-- The problem --
Copy each line of the records that holds the string "color".

— Begin Task material —

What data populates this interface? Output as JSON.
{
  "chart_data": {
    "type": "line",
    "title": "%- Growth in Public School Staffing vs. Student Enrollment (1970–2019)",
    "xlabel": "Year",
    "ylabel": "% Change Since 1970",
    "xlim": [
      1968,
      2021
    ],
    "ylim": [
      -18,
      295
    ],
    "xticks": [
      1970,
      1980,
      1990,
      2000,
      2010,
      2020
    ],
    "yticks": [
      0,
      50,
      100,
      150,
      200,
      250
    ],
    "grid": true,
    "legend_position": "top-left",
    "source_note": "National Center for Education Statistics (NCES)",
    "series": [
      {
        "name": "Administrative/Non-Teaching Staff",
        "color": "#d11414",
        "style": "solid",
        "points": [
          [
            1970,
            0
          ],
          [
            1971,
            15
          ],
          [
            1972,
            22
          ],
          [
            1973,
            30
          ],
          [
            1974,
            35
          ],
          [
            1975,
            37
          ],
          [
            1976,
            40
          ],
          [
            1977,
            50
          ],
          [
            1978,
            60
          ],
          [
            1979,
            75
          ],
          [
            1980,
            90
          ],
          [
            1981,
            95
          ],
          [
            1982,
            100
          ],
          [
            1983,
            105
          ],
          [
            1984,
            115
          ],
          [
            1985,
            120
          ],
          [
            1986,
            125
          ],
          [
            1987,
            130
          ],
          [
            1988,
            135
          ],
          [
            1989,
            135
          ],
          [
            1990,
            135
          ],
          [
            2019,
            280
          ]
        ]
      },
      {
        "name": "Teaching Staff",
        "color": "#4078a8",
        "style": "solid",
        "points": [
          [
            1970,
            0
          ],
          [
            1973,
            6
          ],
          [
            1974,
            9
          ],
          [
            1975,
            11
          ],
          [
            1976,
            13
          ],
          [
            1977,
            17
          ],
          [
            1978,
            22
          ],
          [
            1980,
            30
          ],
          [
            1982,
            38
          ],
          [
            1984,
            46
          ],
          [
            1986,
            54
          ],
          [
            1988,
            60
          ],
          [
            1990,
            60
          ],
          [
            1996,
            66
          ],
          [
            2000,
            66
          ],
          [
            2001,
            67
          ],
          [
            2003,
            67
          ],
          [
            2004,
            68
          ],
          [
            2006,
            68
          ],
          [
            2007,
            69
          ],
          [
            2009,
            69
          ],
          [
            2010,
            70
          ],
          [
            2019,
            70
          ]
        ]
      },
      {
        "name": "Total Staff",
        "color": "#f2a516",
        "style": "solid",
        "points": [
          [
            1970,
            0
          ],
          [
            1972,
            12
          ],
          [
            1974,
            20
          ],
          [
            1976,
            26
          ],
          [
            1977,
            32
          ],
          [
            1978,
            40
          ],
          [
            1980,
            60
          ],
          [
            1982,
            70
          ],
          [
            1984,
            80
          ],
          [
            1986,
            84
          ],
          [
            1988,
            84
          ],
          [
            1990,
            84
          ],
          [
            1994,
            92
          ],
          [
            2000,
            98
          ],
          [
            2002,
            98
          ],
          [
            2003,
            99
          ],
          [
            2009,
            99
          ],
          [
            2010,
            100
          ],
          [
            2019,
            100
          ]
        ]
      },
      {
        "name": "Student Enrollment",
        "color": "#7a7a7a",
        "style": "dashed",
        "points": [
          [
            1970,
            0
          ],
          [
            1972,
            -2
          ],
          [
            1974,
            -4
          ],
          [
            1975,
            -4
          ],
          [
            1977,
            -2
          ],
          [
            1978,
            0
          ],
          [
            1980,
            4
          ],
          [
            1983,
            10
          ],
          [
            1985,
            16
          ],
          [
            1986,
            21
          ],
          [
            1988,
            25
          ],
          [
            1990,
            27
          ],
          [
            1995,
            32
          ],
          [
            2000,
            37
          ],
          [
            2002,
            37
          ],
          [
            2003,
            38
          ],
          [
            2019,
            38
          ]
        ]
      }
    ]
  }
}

— End Task material —

-- Result for this task --
        "color": "#d11414",
        "color": "#4078a8",
        "color": "#f2a516",
        "color": "#7a7a7a",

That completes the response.